1°) ALORS QUE la juridiction prud'homale est seule compétente pour connaître d'un litige relatif à l'indemnisation d'un préjudice consécutif au licenciement ; que la demande du salarié tenant à voir juger son licenciement pour inaptitude dépourvu de cause réelle et sérieuse en raison de la violation par l'employeur de son obligation de sécurité de résultat n'a pas pour objet la réparation du préjudice résultant de l'accident du travail, mais la réparation du préjudice lié à son licenciement sans cause réelle et sérieuse ; qu'en jugeant le contraire, pour débouter M. X... de sa demande tendant à voir dire et juger que son licenciement était sans cause réelle et sérieuse et obtenir des dommages et intérêts en réparation du préjudice subi du fait de ce licenciement, la cour d'appel a violé les articles L. 1411-1, L. 1411-3 et L. 1411-4 du code du travail et L. 142-1 et L. 451-1 du code de la sécurité sociale;

2°) ALORS QUE le jugement qui tranche dans son dispositif tout ou partie du principal a, dès son prononcé, l'autorité de la chose jugée relativement à la contestation qu'il tranche ; que par arrêt du 30 mai 2014 devenu définitif, la cour d'appel de Caen, rejetant le contredit, avait considéré que la demande en paiement de dommages et intérêts pour licenciement sans cause réelle et sérieuse présentée par M. X... portait sur les causes et conditions de la rupture du contrat de travail de sorte que la juridiction prud'homale était seule compétente pour connaître de ce litige et renvoyé la cause et les parties devant le conseil de prud'hommes de Coutances pour qu'il soit statué au fond ; qu'en déboutant finalement, M. X... de sa demande tendant à voir dire son licenciement dépourvu de cause réelle et sérieuse et obtenir des dommages et intérêts en réparation du préjudice subi du fait de la rupture du contrat de travail, motifs pris que cette demande relevait de la compétence de la juridiction de sécurité sociale, la cour d'appel a violé les articles 480 du code de procédure civile et 1351 du code civil dans sa rédaction alors applicable;

3°) ALORS QU'en constatant que M. X... soutenait que son licenciement était dépourvu de cause réelle et sérieuse puisqu'il résultait non pas de son inaptitude mais de la violation de l'obligation de sécurité de son employeur et en décidant néanmoins que cette demande constituait une demande d'indemnisation de la perte de l'emploi consécutive à son accident du travail et à la reconnaissance de la faute inexcusable de l'employeur relevant de la compétence de la juridiction de sécurité sociale, la cour d'appel, qui n'a pas tiré les conséquences légales de ses propres constatations, a violé les articles L. 1411-1, L. 1411-3 et L. 1411-4 du code du travail et L. 142-1 et L. 451-1 du code de la sécurité sociale;

4°) ALORS, EN TOUTE HYPOTHESE, QUE la demande tendant à voir dire un licenciement dépourvu de cause réelle et sérieuse et la demande sollicitant du juge qu'il déclare que le licenciement a pour cause la violation de l'obligation de sécurité de résultat incombant à l'employeur et qu'en conséquence il est sans cause réelle et sérieuse constitue une même demande ; qu'en affirmant que M. X... avait présenté une demande nouvelle relevant de la compétence exclusive du tribunal des affaires de sécurité sociale, la cour d'appel a dénaturé les conclusions d'appel de M. X... et a violé l'article 4 du code de procédure civile.

* Matériel fourni:
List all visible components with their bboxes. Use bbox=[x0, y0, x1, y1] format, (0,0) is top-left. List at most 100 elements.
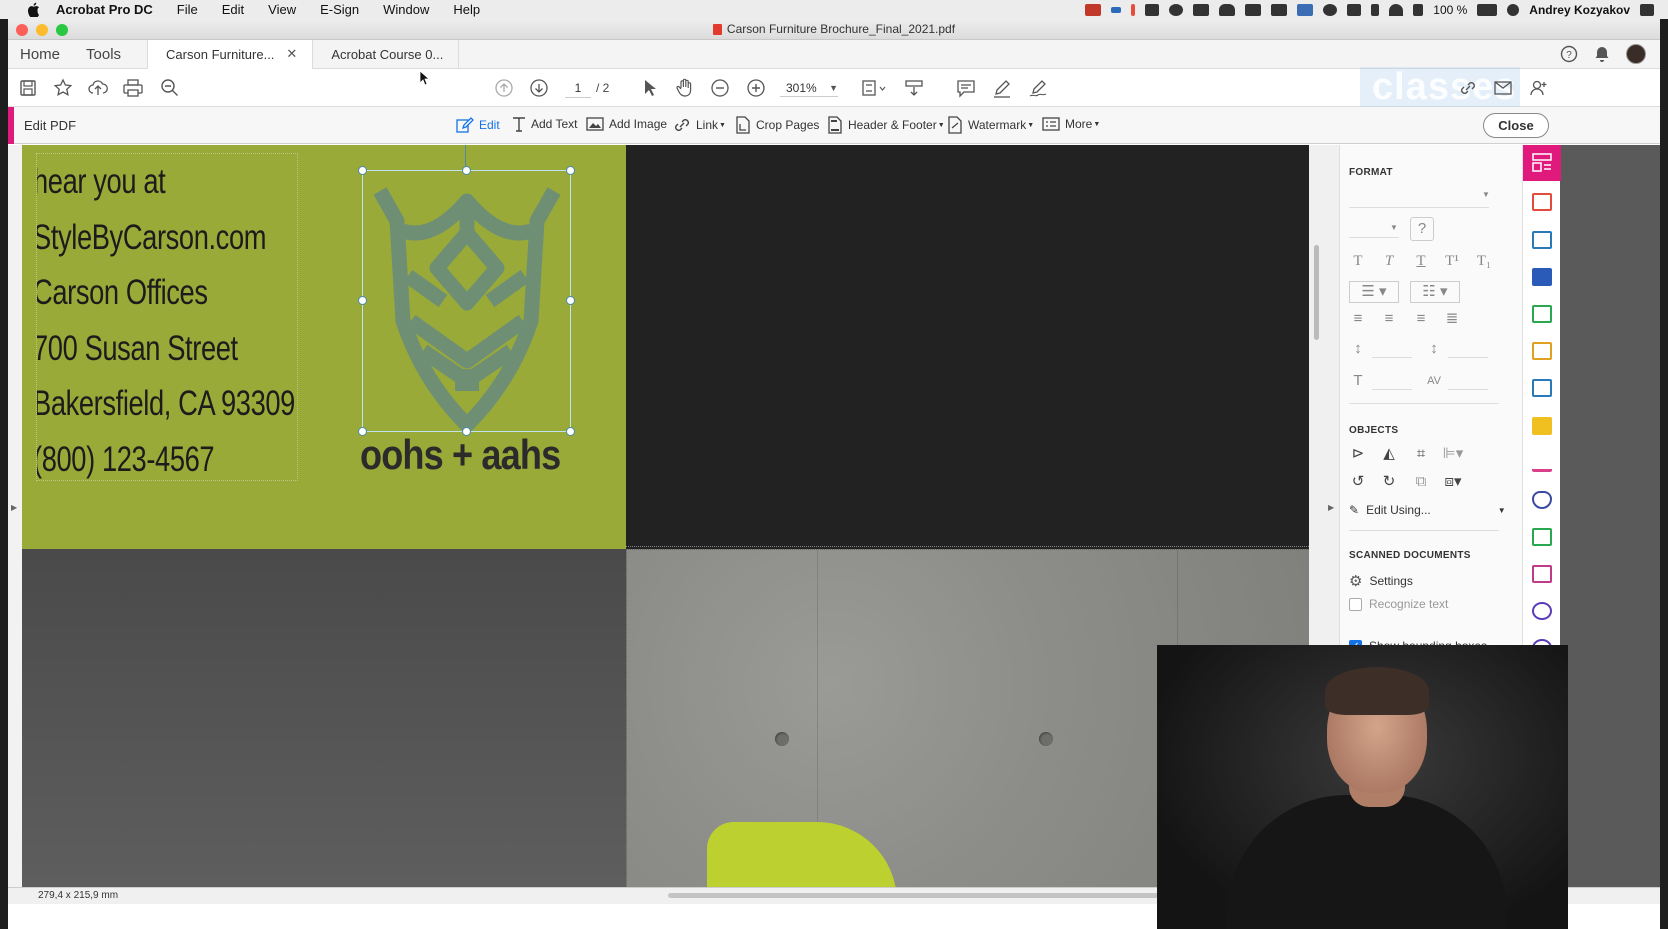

* Consignes:
a - Modifiez le texte sur le licenciement pour inaptitude : recopiez le passage qui commence par « 4°) ALORS, EN » et se termine après « de procédure civile. », en mettant « déformé » à la place de « dénaturé ».
b - Poursuivez le texte sur le licenciement pour inaptitude à la suite de sa dernière phrase.

* Résultats attendus:
a -
4°) ALORS, EN TOUTE HYPOTHESE, QUE la demande tendant à voir dire un licenciement dépourvu de cause réelle et sérieuse et la demande sollicitant du juge qu'il déclare que le licenciement a pour cause la violation de l'obligation de sécurité de résultat incombant à l'employeur et qu'en conséquence il est sans cause réelle et sérieuse constitue une même demande ; qu'en affirmant que M. X... avait présenté une demande nouvelle relevant de la compétence exclusive du tribunal des affaires de sécurité sociale, la cour d'appel a déformé les conclusions d'appel de M. X... et a violé l'article 4 du code de procédure civile.

b -
Synthèse
Formation : Chambre sociale
Numéro d'arrêt : 16-26850
Date de la décision : 03/05/2018
Sens de l'arrêt : Cassation partielle
Type d'affaire : Sociale

Analyses

PRUD'HOMMES - Compétence - Compétence matérielle - Exclusion - Litiges dont la connaissance est attribuée à une autre juridiction par la loi - Applications diverses - Accident du travail - Demande en réparation - Portée

SECURITE SOCIALE, CONTENTIEUX - Contentieux général - Compétence matérielle - Exclusion - Cas - Accident du travail - Rupture du contrat de travail - Indemnisation au titre du licenciement sans cause réelle et sérieuse CONTRAT DE TRAVAIL, RUPTURE - Licenciement - Cause - Cause réelle et sérieuse - Défaut - Applications diverses - Inaptitude au travail - Manquement préalable de l'employeur - Portée

Si l'indemnisation des dommages résultant d'un accident du travail, qu'il soit ou non la conséquence d'un manquement de l'employeur à son obligation de sécurité, relève de la compétence exclusive du tribunal des affaires de sécurité sociale, la juridiction prud'homale est seule compétente pour statuer sur le bien-fondé de la rupture du contrat de travail et pour allouer, le cas échéant, une indemnisation au titre d'un licenciement sans cause réelle et sérieuse (arrêt n°1, pourvoi n° 16-26.850 et arrêt n° 2, pourvoi n° 17-10.306). Est dépourvu de cause réelle et sérieuse le licenciement pour inaptitude lorsqu'il est démontré que l'inaptitude était consécutive à un manquement préalable de l'employeur qui l'a provoquée (arrêt n° 1, pourvoi n° 16-26.850)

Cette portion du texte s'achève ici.